▶ **What to work on**
[a] According to the IndieCade East article, in what month is the festival being held this year instead of its customary February date?
[b] Write the next part of the IndieCade East article, picking up after its last sentence.

▶ **Text segment**
***

What to Do at IndieCade East This Weekend

“We finally admitted New York in the winter is a bad idea.”
IndieCade East starts at the Museum of the Moving Image in New York City today, and its co-chair (and former Paste contributor Simon Ferrari) is explaining why the games festival is being held in April this year instead of its customary February date. The cold weather has been a distinctive part of the event so far, setting it apart from its sunnier Los Angeles progenitor, but few would deny that New York is more hospitable in late April than mid-February. Even if, as Ferrari notes, “most of the people who come to the festival are New Yorkers.”
If you’ve never been, IndieCade East is an all-purpose symposium on the art and design of videogames. It crams smartly curated exhibits, lectures and panels from experienced pros, and (yes) actual, playable games into a single weekend of forward-looking fun, and that’s “fun” in every permutation of the word, from the intellectual satisfaction felt by thoughtfully pondering a work of art, to the pure joy of playing a new and addictive game. Ferrari and his co-chair Toni Pizza have overseen a busy weekend that tracks the collision of art and games.
If you are making it to IndieCade East this weekend, here are three things you shouldn’t miss.

***

[Records in a dataset]
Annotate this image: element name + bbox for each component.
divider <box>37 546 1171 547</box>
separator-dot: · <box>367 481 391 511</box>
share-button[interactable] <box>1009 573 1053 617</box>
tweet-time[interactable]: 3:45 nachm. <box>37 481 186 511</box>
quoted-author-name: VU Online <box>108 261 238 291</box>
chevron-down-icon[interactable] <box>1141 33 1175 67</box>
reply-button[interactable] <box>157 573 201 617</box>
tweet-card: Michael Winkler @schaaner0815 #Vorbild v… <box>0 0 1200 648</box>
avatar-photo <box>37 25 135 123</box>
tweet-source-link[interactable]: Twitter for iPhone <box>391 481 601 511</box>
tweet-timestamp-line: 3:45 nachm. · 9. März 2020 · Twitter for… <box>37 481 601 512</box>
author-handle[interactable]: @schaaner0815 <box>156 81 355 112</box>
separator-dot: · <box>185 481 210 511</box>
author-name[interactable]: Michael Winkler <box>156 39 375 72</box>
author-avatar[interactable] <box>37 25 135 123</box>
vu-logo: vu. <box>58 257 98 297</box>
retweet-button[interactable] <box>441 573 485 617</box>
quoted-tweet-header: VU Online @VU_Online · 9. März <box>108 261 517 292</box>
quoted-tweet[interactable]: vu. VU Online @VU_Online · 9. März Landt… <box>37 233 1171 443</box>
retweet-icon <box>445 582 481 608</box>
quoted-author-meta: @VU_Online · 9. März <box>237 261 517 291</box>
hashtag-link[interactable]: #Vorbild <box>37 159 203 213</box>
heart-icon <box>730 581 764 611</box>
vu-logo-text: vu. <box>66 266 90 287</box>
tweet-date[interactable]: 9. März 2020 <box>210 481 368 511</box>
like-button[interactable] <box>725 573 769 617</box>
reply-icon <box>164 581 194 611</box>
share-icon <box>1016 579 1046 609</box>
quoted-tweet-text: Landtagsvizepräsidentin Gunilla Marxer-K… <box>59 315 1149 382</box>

***

▶ **Answers by item number**
[a] April.

[b]
1. Strange Arcade
If you’ve been to a games festival, you’ve probably seen idiosyncratic games that use unusual devices or untraditional controllers to explore new paths in game design. Strange Arcade collects some of the best of those games from the festival circuit in a single exhibit. Expect games like Line Wobbler, a festival hit that transposes a dungeon crawler onto an LED strip, and Codex Bash, where you team up to decode an espionage thriller using giant red buttons that look like they’re from an old game show (or an old Staples ad). Definitely make time for Superhypercube VR, especially if you’re still a skeptic about virtual reality, and the hard to describe game “platform” Tripad, which is basically a cube made of soundboard touchpads made for DJs. If you’re a fastidious record collector who cringes at the thought of scratches, you might want to avoid RainboDisko, a boardgame that uses a record player as the board.
The games selection at IndieCade East was curated by its Festival chairs, Brian Chung and GJ Lee, who run the New York-area indie games demo night Sheep’s Meow. “The weird thing about IndieCade East is you can’t submit games to it,” Ferrari explains. “They’re all selected along a certain theme. So that means it’s not as important that the games are brand new. A lot of times we take some of the most interesting winners from IndieCade West last year and we find the most common theme that we can build this big museum curation around. That’s what Brian and GJ are in charge of.”